[Rows from a dataset]

━━━━━━

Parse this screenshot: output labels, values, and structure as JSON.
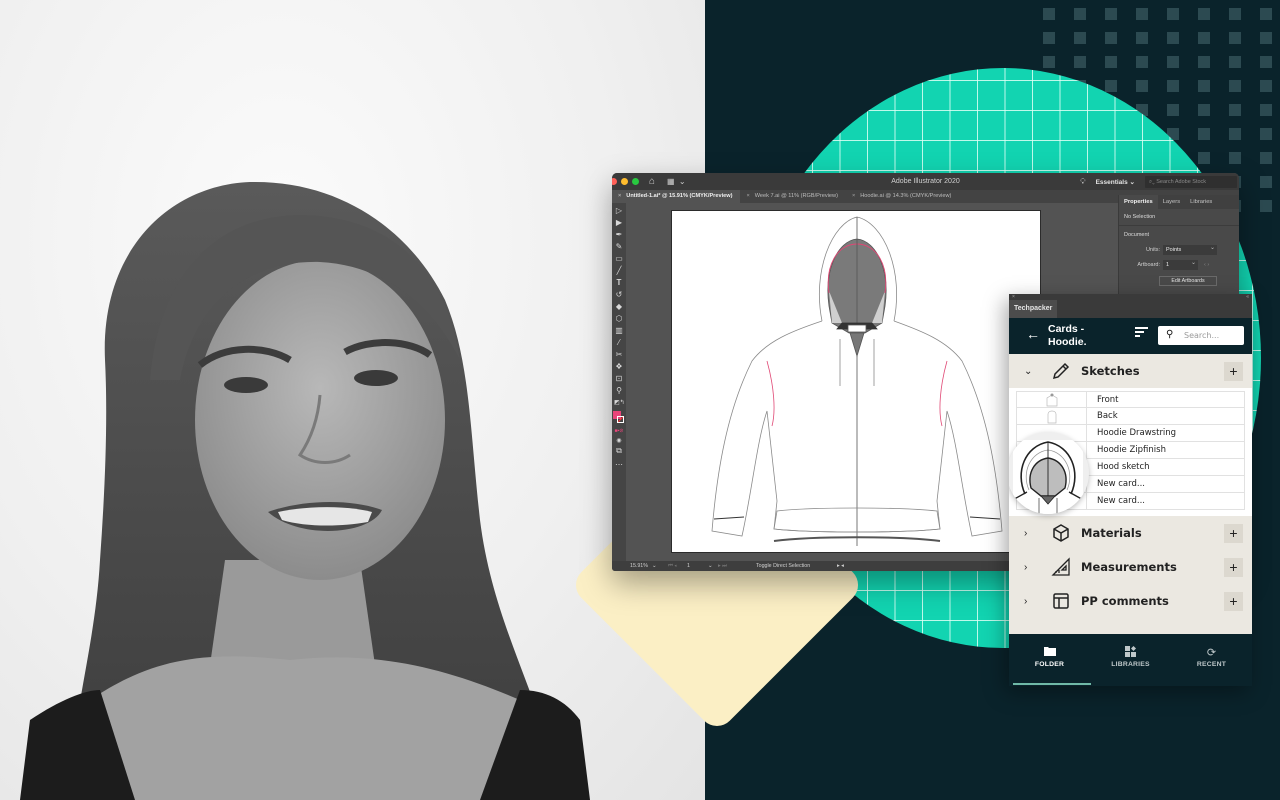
{
  "background": {
    "accent_teal": "#12d4b1",
    "navy": "#0a232b",
    "cream": "#fbefc5"
  },
  "illustrator": {
    "app_title": "Adobe Illustrator 2020",
    "workspace": "Essentials",
    "stock_search_placeholder": "Search Adobe Stock",
    "tabs": [
      {
        "label": "Untitled-1.ai* @ 15.91% (CMYK/Preview)",
        "active": true
      },
      {
        "label": "Week 7.ai @ 11% (RGB/Preview)",
        "active": false
      },
      {
        "label": "Hoodie.ai @ 14.3% (CMYK/Preview)",
        "active": false
      }
    ],
    "properties_panel": {
      "tabs": [
        "Properties",
        "Layers",
        "Libraries"
      ],
      "selection": "No Selection",
      "section": "Document",
      "units_label": "Units:",
      "units_value": "Points",
      "artboard_label": "Artboard:",
      "artboard_value": "1",
      "edit_artboards_label": "Edit Artboards"
    },
    "status_bar": {
      "zoom": "15.91%",
      "artboard_number": "1",
      "tool_hint": "Toggle Direct Selection"
    },
    "fill_color": "#e8457a"
  },
  "techpacker": {
    "panel_tab": "Techpacker",
    "title": "Cards - Hoodie.",
    "search_placeholder": "Search...",
    "sections": [
      {
        "label": "Sketches",
        "icon": "pencil-icon",
        "expanded": true
      },
      {
        "label": "Materials",
        "icon": "cube-icon",
        "expanded": false
      },
      {
        "label": "Measurements",
        "icon": "triangle-ruler-icon",
        "expanded": false
      },
      {
        "label": "PP comments",
        "icon": "layout-icon",
        "expanded": false
      }
    ],
    "sketch_cards": [
      "Front",
      "Back",
      "Hoodie Drawstring",
      "Hoodie Zipfinish",
      "Hood sketch",
      "New card...",
      "New card..."
    ],
    "bottom_nav": [
      {
        "label": "FOLDER",
        "icon": "folder-icon",
        "active": true
      },
      {
        "label": "LIBRARIES",
        "icon": "libraries-icon",
        "active": false
      },
      {
        "label": "RECENT",
        "icon": "refresh-icon",
        "active": false
      }
    ]
  }
}
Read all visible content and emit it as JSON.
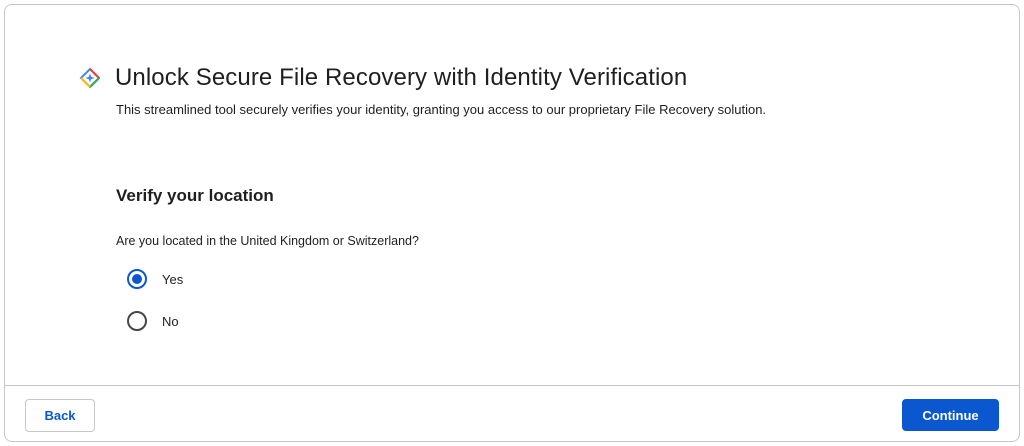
{
  "header": {
    "logo_icon": "sparkle-diamond-icon",
    "title": "Unlock Secure File Recovery with Identity Verification",
    "description": "This streamlined tool securely verifies your identity, granting you access to our proprietary File Recovery solution."
  },
  "section": {
    "title": "Verify your location",
    "question": "Are you located in the United Kingdom or Switzerland?",
    "options": [
      {
        "label": "Yes",
        "selected": true
      },
      {
        "label": "No",
        "selected": false
      }
    ]
  },
  "footer": {
    "back_label": "Back",
    "continue_label": "Continue"
  },
  "colors": {
    "accent": "#0b57d0",
    "border": "#c7c7c7",
    "text": "#1f1f1f"
  }
}
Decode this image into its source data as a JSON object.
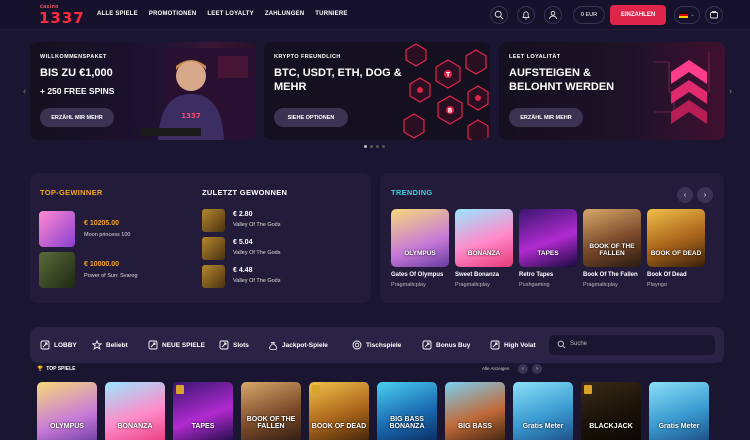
{
  "header": {
    "logo_small": "casino",
    "logo_big": "1337",
    "nav": [
      "ALLE SPIELE",
      "PROMOTIONEN",
      "LEET LOYALTY",
      "ZAHLUNGEN",
      "TURNIERE"
    ],
    "balance": "0 EUR",
    "deposit_label": "EINZAHLEN"
  },
  "banners": [
    {
      "kicker": "WILLKOMMENSPAKET",
      "title": "BIS ZU €1,000",
      "title2": "+ 250 FREE SPINS",
      "button": "ERZÄHL MIR MEHR"
    },
    {
      "kicker": "KRYPTO FREUNDLICH",
      "title": "BTC, USDT, ETH, DOG & MEHR",
      "button": "SIEHE OPTIONEN"
    },
    {
      "kicker": "LEET LOYALITÄT",
      "title": "AUFSTEIGEN & BELOHNT WERDEN",
      "button": "ERZÄHL MIR MEHR"
    }
  ],
  "winners": {
    "top_title": "TOP-GEWINNER",
    "recent_title": "ZULETZT GEWONNEN",
    "top": [
      {
        "amount": "€ 10205.00",
        "game": "Moon princess 100",
        "thumb": "Moon Princess"
      },
      {
        "amount": "€ 10000.00",
        "game": "Power of Sun: Svarog",
        "thumb": "SVAROG"
      }
    ],
    "recent": [
      {
        "amount": "€ 2.80",
        "game": "Valley Of The Gods"
      },
      {
        "amount": "€ 5.04",
        "game": "Valley Of The Gods"
      },
      {
        "amount": "€ 4.48",
        "game": "Valley Of The Gods"
      }
    ]
  },
  "trending": {
    "title": "TRENDING",
    "games": [
      {
        "name": "Gates Of Olympus",
        "provider": "Pragmaticplay",
        "label": "OLYMPUS"
      },
      {
        "name": "Sweet Bonanza",
        "provider": "Pragmaticplay",
        "label": "BONANZA"
      },
      {
        "name": "Retro Tapes",
        "provider": "Pushgaming",
        "label": "TAPES"
      },
      {
        "name": "Book Of The Fallen",
        "provider": "Pragmaticplay",
        "label": "BOOK OF THE FALLEN"
      },
      {
        "name": "Book Of Dead",
        "provider": "Playngo",
        "label": "BOOK OF DEAD"
      }
    ]
  },
  "categories": [
    "LOBBY",
    "Beliebt",
    "NEUE SPIELE",
    "Slots",
    "Jackpot-Spiele",
    "Tischspiele",
    "Bonus Buy",
    "High Volat"
  ],
  "search_placeholder": "Suche",
  "top_games_label": "TOP SPIELE",
  "show_all_label": "Alle Anzeigen",
  "top_games": [
    "OLYMPUS",
    "BONANZA",
    "TAPES",
    "BOOK OF THE FALLEN",
    "BOOK OF DEAD",
    "BIG BASS BONANZA",
    "BIG BASS",
    "Gratis Meter",
    "BLACKJACK",
    "Gratis Meter"
  ]
}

━━━━━━

> _Brief_
Leave out the pictures and restate everything else word for word.

> _Right answer_
Parse this screenshot: output labels, values, and structure as JSON.
{
  "background": {
    "accent_teal": "#12d4b1",
    "navy": "#0a232b",
    "cream": "#fbefc5"
  },
  "illustrator": {
    "app_title": "Adobe Illustrator 2020",
    "workspace": "Essentials",
    "stock_search_placeholder": "Search Adobe Stock",
    "tabs": [
      {
        "label": "Untitled-1.ai* @ 15.91% (CMYK/Preview)",
        "active": true
      },
      {
        "label": "Week 7.ai @ 11% (RGB/Preview)",
        "active": false
      },
      {
        "label": "Hoodie.ai @ 14.3% (CMYK/Preview)",
        "active": false
      }
    ],
    "properties_panel": {
      "tabs": [
        "Properties",
        "Layers",
        "Libraries"
      ],
      "selection": "No Selection",
      "section": "Document",
      "units_label": "Units:",
      "units_value": "Points",
      "artboard_label": "Artboard:",
      "artboard_value": "1",
      "edit_artboards_label": "Edit Artboards"
    },
    "status_bar": {
      "zoom": "15.91%",
      "artboard_number": "1",
      "tool_hint": "Toggle Direct Selection"
    },
    "fill_color": "#e8457a"
  },
  "techpacker": {
    "panel_tab": "Techpacker",
    "title": "Cards - Hoodie.",
    "search_placeholder": "Search...",
    "sections": [
      {
        "label": "Sketches",
        "icon": "pencil-icon",
        "expanded": true
      },
      {
        "label": "Materials",
        "icon": "cube-icon",
        "expanded": false
      },
      {
        "label": "Measurements",
        "icon": "triangle-ruler-icon",
        "expanded": false
      },
      {
        "label": "PP comments",
        "icon": "layout-icon",
        "expanded": false
      }
    ],
    "sketch_cards": [
      "Front",
      "Back",
      "Hoodie Drawstring",
      "Hoodie Zipfinish",
      "Hood sketch",
      "New card...",
      "New card..."
    ],
    "bottom_nav": [
      {
        "label": "FOLDER",
        "icon": "folder-icon",
        "active": true
      },
      {
        "label": "LIBRARIES",
        "icon": "libraries-icon",
        "active": false
      },
      {
        "label": "RECENT",
        "icon": "refresh-icon",
        "active": false
      }
    ]
  }
}
Read all visible content and emit it as JSON.
{
  "header": {
    "logo_icon": "sparkle-diamond-icon",
    "title": "Unlock Secure File Recovery with Identity Verification",
    "description": "This streamlined tool securely verifies your identity, granting you access to our proprietary File Recovery solution."
  },
  "section": {
    "title": "Verify your location",
    "question": "Are you located in the United Kingdom or Switzerland?",
    "options": [
      {
        "label": "Yes",
        "selected": true
      },
      {
        "label": "No",
        "selected": false
      }
    ]
  },
  "footer": {
    "back_label": "Back",
    "continue_label": "Continue"
  },
  "colors": {
    "accent": "#0b57d0",
    "border": "#c7c7c7",
    "text": "#1f1f1f"
  }
}
Decode this image into its source data as a JSON object.
{
  "header": {
    "logo_small": "casino",
    "logo_big": "1337",
    "nav": [
      "ALLE SPIELE",
      "PROMOTIONEN",
      "LEET LOYALTY",
      "ZAHLUNGEN",
      "TURNIERE"
    ],
    "balance": "0 EUR",
    "deposit_label": "EINZAHLEN"
  },
  "banners": [
    {
      "kicker": "WILLKOMMENSPAKET",
      "title": "BIS ZU €1,000",
      "title2": "+ 250 FREE SPINS",
      "button": "ERZÄHL MIR MEHR"
    },
    {
      "kicker": "KRYPTO FREUNDLICH",
      "title": "BTC, USDT, ETH, DOG & MEHR",
      "button": "SIEHE OPTIONEN"
    },
    {
      "kicker": "LEET LOYALITÄT",
      "title": "AUFSTEIGEN & BELOHNT WERDEN",
      "button": "ERZÄHL MIR MEHR"
    }
  ],
  "winners": {
    "top_title": "TOP-GEWINNER",
    "recent_title": "ZULETZT GEWONNEN",
    "top": [
      {
        "amount": "€ 10205.00",
        "game": "Moon princess 100",
        "thumb": "Moon Princess"
      },
      {
        "amount": "€ 10000.00",
        "game": "Power of Sun: Svarog",
        "thumb": "SVAROG"
      }
    ],
    "recent": [
      {
        "amount": "€ 2.80",
        "game": "Valley Of The Gods"
      },
      {
        "amount": "€ 5.04",
        "game": "Valley Of The Gods"
      },
      {
        "amount": "€ 4.48",
        "game": "Valley Of The Gods"
      }
    ]
  },
  "trending": {
    "title": "TRENDING",
    "games": [
      {
        "name": "Gates Of Olympus",
        "provider": "Pragmaticplay",
        "label": "OLYMPUS"
      },
      {
        "name": "Sweet Bonanza",
        "provider": "Pragmaticplay",
        "label": "BONANZA"
      },
      {
        "name": "Retro Tapes",
        "provider": "Pushgaming",
        "label": "TAPES"
      },
      {
        "name": "Book Of The Fallen",
        "provider": "Pragmaticplay",
        "label": "BOOK OF THE FALLEN"
      },
      {
        "name": "Book Of Dead",
        "provider": "Playngo",
        "label": "BOOK OF DEAD"
      }
    ]
  },
  "categories": [
    "LOBBY",
    "Beliebt",
    "NEUE SPIELE",
    "Slots",
    "Jackpot-Spiele",
    "Tischspiele",
    "Bonus Buy",
    "High Volat"
  ],
  "search_placeholder": "Suche",
  "top_games_label": "TOP SPIELE",
  "show_all_label": "Alle Anzeigen",
  "top_games": [
    "OLYMPUS",
    "BONANZA",
    "TAPES",
    "BOOK OF THE FALLEN",
    "BOOK OF DEAD",
    "BIG BASS BONANZA",
    "BIG BASS",
    "Gratis Meter",
    "BLACKJACK",
    "Gratis Meter"
  ]
}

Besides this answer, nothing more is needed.